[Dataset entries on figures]
►
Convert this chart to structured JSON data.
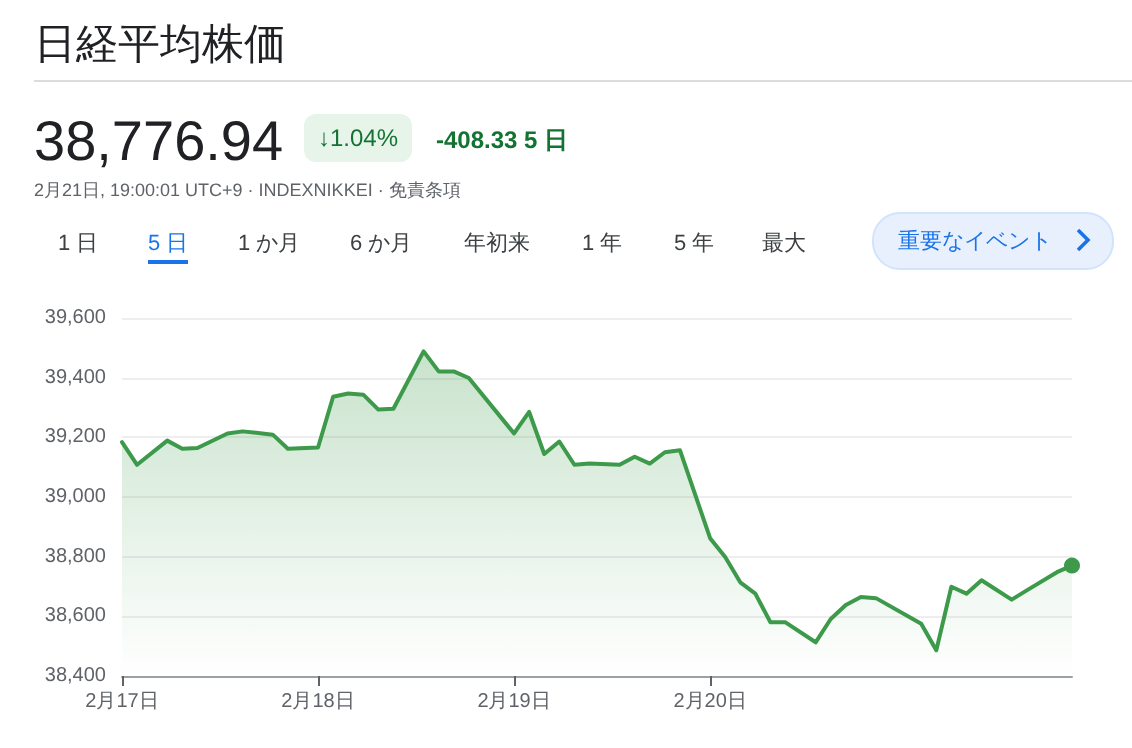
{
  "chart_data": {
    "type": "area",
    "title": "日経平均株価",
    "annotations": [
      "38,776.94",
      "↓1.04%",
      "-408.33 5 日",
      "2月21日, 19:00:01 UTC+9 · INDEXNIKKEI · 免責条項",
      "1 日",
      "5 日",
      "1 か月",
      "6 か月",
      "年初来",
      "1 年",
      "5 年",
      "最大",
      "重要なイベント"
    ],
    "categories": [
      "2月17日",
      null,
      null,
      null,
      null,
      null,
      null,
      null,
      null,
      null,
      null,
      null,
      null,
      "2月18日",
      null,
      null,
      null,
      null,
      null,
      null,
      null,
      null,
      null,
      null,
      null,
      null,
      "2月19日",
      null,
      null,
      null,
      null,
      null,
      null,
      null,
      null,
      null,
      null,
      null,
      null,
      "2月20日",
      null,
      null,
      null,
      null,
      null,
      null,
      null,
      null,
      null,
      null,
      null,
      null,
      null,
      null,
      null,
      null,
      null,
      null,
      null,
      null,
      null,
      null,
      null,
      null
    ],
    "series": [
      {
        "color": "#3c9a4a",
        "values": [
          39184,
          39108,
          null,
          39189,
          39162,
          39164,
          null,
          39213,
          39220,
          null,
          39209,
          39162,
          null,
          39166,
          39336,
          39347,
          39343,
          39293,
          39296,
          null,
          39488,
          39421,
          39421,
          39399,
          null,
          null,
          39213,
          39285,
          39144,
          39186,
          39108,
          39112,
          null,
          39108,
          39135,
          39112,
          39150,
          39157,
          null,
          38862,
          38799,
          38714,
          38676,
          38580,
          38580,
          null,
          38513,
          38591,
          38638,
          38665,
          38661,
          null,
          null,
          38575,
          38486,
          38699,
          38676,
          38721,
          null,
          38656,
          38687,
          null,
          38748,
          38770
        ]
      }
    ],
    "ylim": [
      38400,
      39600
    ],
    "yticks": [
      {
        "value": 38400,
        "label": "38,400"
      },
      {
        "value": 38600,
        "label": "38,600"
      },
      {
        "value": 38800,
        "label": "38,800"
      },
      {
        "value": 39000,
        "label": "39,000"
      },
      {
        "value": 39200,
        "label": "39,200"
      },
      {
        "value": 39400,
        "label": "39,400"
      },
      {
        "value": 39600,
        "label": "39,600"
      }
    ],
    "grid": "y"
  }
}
◄
▶ Exercise aim
Gather up the lines containing the word "label" from these records and copy them.

▶ Result below
        "label": "38,400"
        "label": "38,600"
        "label": "38,800"
        "label": "39,000"
        "label": "39,200"
        "label": "39,400"
        "label": "39,600"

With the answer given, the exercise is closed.